**EXERCISE DETAILS:** Look below. Copy each line that has "this" in it.

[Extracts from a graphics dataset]
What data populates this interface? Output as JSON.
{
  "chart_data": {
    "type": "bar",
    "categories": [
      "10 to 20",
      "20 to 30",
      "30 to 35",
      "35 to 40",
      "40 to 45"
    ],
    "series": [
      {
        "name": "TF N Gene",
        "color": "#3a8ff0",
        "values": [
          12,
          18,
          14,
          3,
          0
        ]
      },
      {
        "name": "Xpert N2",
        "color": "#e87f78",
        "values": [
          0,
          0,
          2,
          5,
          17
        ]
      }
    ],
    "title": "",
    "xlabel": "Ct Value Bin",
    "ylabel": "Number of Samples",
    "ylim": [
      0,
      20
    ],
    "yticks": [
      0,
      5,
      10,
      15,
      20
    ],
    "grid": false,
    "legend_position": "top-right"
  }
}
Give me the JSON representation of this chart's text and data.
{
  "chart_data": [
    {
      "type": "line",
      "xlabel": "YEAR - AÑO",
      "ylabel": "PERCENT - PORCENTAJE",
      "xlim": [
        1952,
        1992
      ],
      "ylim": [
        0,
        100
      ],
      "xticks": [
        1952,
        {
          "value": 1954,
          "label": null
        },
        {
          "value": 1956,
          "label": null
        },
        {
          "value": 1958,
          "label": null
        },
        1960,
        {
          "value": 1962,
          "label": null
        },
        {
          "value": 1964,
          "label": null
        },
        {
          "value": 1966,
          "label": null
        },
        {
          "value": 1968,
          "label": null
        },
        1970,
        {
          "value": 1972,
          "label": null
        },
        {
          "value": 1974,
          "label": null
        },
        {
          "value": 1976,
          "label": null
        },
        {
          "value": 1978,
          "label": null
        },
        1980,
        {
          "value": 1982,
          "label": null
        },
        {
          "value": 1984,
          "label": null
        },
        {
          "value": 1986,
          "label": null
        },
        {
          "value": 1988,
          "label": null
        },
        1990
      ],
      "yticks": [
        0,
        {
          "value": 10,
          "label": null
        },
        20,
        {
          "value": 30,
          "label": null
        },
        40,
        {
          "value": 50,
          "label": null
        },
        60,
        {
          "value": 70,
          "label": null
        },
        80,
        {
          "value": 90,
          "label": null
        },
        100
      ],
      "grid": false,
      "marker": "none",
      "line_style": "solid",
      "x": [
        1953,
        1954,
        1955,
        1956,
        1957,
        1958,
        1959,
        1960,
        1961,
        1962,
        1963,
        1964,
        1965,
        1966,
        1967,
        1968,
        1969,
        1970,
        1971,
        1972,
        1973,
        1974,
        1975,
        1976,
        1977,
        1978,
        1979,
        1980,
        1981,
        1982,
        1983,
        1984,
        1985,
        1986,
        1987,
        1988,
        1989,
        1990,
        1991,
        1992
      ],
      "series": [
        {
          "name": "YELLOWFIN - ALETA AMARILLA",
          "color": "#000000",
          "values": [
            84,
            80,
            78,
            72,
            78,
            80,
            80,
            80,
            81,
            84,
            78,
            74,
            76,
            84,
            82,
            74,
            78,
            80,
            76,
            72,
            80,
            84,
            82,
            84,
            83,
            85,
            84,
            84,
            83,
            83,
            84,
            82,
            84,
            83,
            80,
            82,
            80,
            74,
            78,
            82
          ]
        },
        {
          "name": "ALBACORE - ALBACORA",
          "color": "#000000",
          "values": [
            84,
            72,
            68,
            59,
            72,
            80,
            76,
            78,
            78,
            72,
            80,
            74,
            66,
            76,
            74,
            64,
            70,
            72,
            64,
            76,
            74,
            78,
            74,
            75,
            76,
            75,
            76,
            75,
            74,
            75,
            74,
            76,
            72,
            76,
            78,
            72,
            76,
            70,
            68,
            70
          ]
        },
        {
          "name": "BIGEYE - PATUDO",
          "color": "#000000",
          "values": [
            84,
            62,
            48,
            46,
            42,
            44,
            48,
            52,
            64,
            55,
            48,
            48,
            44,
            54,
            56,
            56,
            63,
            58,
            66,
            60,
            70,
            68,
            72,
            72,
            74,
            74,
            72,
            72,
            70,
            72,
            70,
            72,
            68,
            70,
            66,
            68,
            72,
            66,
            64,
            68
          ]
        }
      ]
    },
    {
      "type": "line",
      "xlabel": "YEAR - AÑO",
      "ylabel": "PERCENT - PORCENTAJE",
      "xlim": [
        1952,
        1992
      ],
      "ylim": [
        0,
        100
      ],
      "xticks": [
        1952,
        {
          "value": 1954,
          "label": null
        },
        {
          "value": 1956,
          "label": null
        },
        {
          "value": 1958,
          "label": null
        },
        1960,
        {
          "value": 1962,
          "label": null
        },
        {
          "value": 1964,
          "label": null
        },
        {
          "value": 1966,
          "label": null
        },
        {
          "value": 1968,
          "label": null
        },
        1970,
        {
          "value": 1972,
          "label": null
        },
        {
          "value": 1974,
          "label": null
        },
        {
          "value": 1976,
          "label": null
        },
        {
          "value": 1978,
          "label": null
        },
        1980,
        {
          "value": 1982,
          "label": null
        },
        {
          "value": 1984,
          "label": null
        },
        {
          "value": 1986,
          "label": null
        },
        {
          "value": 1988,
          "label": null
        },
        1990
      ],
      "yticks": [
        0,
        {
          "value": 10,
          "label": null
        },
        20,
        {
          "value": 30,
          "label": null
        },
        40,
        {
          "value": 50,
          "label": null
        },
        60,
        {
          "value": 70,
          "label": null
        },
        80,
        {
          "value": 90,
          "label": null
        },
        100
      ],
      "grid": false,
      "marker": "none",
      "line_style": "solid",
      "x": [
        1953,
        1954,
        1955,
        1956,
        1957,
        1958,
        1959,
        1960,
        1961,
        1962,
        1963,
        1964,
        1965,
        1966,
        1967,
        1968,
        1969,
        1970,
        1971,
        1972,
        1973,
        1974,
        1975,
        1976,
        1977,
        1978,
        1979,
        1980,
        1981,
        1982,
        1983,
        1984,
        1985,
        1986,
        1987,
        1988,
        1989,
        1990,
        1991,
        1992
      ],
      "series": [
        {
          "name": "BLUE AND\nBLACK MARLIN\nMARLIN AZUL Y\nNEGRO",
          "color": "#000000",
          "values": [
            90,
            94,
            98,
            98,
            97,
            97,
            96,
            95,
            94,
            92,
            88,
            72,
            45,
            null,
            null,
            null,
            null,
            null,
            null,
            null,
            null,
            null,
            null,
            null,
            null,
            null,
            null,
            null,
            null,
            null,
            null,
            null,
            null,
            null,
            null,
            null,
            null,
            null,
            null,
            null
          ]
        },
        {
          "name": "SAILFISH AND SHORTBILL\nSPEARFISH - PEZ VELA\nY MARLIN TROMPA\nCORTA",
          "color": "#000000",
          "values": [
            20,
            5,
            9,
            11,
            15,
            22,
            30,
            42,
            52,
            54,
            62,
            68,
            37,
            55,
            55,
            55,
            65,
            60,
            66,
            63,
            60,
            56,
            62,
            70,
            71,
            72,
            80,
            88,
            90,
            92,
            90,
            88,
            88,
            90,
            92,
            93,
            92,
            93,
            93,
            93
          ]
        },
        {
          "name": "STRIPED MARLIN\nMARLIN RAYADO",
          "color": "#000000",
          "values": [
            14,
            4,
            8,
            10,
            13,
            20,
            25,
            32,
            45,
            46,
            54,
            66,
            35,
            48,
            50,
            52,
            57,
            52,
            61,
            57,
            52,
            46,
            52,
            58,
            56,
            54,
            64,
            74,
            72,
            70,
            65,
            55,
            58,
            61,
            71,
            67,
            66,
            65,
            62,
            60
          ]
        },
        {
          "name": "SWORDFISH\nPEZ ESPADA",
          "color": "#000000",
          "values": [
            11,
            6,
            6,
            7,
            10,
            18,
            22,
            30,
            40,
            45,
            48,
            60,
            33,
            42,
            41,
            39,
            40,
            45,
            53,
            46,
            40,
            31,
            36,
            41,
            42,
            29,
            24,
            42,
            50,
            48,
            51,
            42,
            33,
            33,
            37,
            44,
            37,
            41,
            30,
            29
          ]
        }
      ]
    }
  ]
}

**EXERCISE SOLUTION:**
What data populates this interface? Output as JSON.
Give me the JSON representation of this chart's text and data.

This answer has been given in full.